→ SUPPLIED ENTRIES:
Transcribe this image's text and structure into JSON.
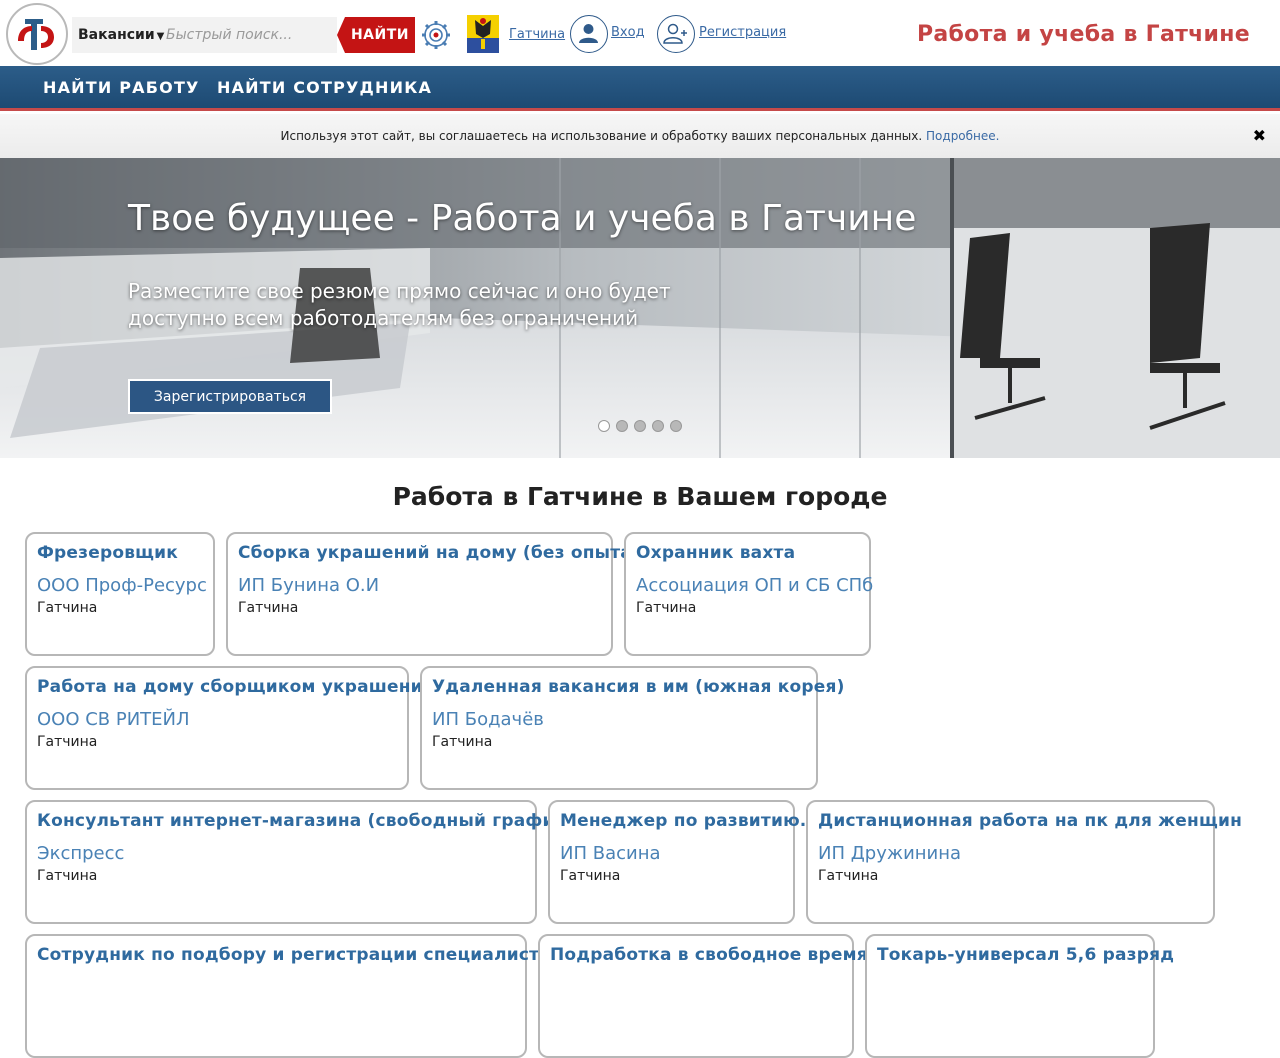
{
  "header": {
    "search_type": "Вакансии",
    "search_placeholder": "Быстрый поиск...",
    "search_button": "НАЙТИ",
    "city": "Гатчина",
    "login": "Вход",
    "register": "Регистрация",
    "site_title": "Работа и учеба в Гатчине"
  },
  "nav": {
    "items": [
      "НАЙТИ РАБОТУ",
      "НАЙТИ СОТРУДНИКА"
    ]
  },
  "cookie": {
    "text": "Используя этот сайт, вы соглашаетесь на использование и обработку ваших персональных данных.",
    "link": "Подробнее.",
    "close": "✖"
  },
  "hero": {
    "title": "Твое будущее - Работа и учеба в Гатчине",
    "subtitle": "Разместите свое резюме прямо сейчас и оно будет доступно всем работодателям без ограничений",
    "button": "Зарегистрироваться",
    "slides": 5,
    "active_slide": 1
  },
  "jobs": {
    "section_title": "Работа в Гатчине в Вашем городе",
    "rows": [
      [
        {
          "title": "Фрезеровщик",
          "company": "ООО Проф-Ресурс",
          "city": "Гатчина"
        },
        {
          "title": "Сборка украшений на дому (без опыта)",
          "company": "ИП Бунина О.И",
          "city": "Гатчина"
        },
        {
          "title": "Охранник вахта",
          "company": "Ассоциация ОП и СБ СПб",
          "city": "Гатчина"
        }
      ],
      [
        {
          "title": "Работа на дому сборщиком украшений",
          "company": "ООО СВ РИТЕЙЛ",
          "city": "Гатчина"
        },
        {
          "title": "Удаленная вакансия в им (южная корея)",
          "company": "ИП Бодачёв",
          "city": "Гатчина"
        }
      ],
      [
        {
          "title": "Консультант интернет-магазина (свободный график)",
          "company": "Экспресс",
          "city": "Гатчина"
        },
        {
          "title": "Менеджер по развитию.",
          "company": "ИП Васина",
          "city": "Гатчина"
        },
        {
          "title": "Дистанционная работа на пк для женщин",
          "company": "ИП Дружинина",
          "city": "Гатчина"
        }
      ],
      [
        {
          "title": "Сотрудник по подбору и регистрации специалистов",
          "company": "",
          "city": ""
        },
        {
          "title": "Подработка в свободное время",
          "company": "",
          "city": ""
        },
        {
          "title": "Токарь-универсал 5,6 разряд",
          "company": "",
          "city": ""
        }
      ]
    ]
  },
  "colors": {
    "brand_red": "#c41414",
    "nav_blue": "#2c5d89",
    "link_blue": "#3a6aa5",
    "title_red": "#c44444"
  }
}
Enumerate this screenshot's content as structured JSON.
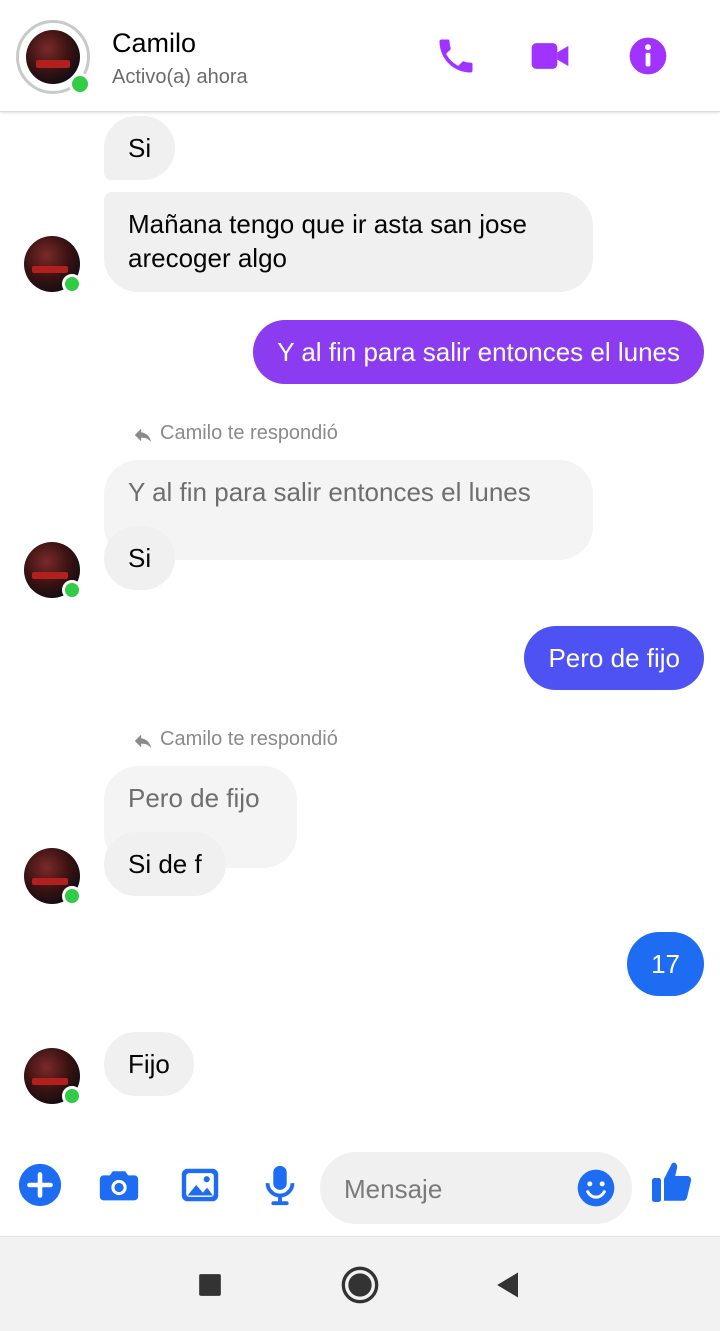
{
  "header": {
    "contact_name": "Camilo",
    "status": "Activo(a) ahora",
    "icons": [
      "phone-icon",
      "video-camera-icon",
      "info-icon"
    ]
  },
  "colors": {
    "accent": "#a033ff",
    "messenger_blue": "#1d6cf2",
    "online": "#31cc46",
    "bubble_incoming": "#f0f0f0"
  },
  "messages": [
    {
      "from": "Camilo",
      "text": "Si"
    },
    {
      "from": "Camilo",
      "text": "Mañana tengo que ir asta san jose",
      "text2": "arecoger algo"
    },
    {
      "from": "me",
      "text": "Y al fin para salir entonces el lunes"
    },
    {
      "from": "Camilo",
      "reply_note": "Camilo te respondió",
      "quoted": "Y al fin para salir entonces el lunes",
      "text": "Si"
    },
    {
      "from": "me",
      "text": "Pero de fijo"
    },
    {
      "from": "Camilo",
      "reply_note": "Camilo te respondió",
      "quoted": "Pero de fijo",
      "text": "Si de f"
    },
    {
      "from": "me",
      "text": "17"
    },
    {
      "from": "Camilo",
      "text": "Fijo"
    }
  ],
  "composer": {
    "placeholder": "Mensaje",
    "icons": [
      "plus-icon",
      "camera-icon",
      "image-icon",
      "microphone-icon",
      "emoji-icon",
      "thumbs-up-icon"
    ]
  },
  "navbar": {
    "icons": [
      "recent-apps-icon",
      "home-icon",
      "back-icon"
    ]
  }
}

→ PROBLEM: The answer must consist solely of the number of lines in the entries that contain the word "украшений".

→ COMPLETED TASK: 2